Dataset:

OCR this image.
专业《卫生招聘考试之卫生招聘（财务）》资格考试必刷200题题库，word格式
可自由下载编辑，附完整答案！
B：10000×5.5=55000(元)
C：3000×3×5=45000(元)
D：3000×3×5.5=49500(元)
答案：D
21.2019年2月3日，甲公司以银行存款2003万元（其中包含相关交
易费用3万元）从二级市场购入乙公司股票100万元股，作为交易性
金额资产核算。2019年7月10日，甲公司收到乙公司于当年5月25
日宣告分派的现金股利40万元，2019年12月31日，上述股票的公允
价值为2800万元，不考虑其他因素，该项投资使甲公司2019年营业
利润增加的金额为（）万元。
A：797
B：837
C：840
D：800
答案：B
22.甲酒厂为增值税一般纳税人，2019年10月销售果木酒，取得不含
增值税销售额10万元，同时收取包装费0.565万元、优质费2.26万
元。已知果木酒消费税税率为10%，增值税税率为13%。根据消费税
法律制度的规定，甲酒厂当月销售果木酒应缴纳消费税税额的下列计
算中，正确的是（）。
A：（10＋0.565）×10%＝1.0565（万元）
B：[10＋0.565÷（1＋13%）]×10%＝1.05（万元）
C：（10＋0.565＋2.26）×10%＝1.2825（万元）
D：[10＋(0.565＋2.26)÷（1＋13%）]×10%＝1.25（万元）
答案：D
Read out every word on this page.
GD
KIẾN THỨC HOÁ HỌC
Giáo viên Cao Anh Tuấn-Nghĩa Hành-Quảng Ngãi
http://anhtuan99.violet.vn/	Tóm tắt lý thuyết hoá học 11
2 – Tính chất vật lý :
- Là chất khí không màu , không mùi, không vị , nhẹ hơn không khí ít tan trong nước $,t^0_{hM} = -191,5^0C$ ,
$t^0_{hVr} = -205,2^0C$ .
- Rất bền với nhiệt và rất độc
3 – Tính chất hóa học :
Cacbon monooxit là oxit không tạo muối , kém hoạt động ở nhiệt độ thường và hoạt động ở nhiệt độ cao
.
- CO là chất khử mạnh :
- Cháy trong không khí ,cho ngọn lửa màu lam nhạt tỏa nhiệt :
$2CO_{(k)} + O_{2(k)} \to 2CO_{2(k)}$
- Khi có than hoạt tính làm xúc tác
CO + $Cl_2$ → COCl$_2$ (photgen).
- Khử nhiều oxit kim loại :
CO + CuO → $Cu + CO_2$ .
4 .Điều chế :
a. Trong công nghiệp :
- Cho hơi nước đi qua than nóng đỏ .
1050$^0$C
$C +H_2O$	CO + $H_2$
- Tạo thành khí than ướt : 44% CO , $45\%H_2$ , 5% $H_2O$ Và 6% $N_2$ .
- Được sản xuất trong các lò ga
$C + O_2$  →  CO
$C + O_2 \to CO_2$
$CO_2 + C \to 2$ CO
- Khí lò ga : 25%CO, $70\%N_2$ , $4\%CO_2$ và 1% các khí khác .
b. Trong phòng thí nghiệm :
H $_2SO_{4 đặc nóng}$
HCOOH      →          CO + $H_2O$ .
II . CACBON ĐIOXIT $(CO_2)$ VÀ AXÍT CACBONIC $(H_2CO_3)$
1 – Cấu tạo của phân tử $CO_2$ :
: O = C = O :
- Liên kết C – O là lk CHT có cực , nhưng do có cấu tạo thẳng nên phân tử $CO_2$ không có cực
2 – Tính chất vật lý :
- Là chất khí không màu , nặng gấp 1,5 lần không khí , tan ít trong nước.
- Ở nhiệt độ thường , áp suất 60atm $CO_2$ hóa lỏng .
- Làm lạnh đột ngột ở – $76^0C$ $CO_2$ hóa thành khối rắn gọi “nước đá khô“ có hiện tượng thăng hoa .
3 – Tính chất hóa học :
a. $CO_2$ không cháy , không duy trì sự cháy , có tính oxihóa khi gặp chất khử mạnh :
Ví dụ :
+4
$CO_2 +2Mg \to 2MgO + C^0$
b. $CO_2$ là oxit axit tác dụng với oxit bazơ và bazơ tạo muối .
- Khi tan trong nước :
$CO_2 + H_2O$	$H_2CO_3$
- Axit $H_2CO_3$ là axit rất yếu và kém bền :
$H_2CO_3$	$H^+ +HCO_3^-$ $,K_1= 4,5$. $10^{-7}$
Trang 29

Requirements: Work through the records above line by line and count those that hold the string "muối". Give only the result.

Task response: 2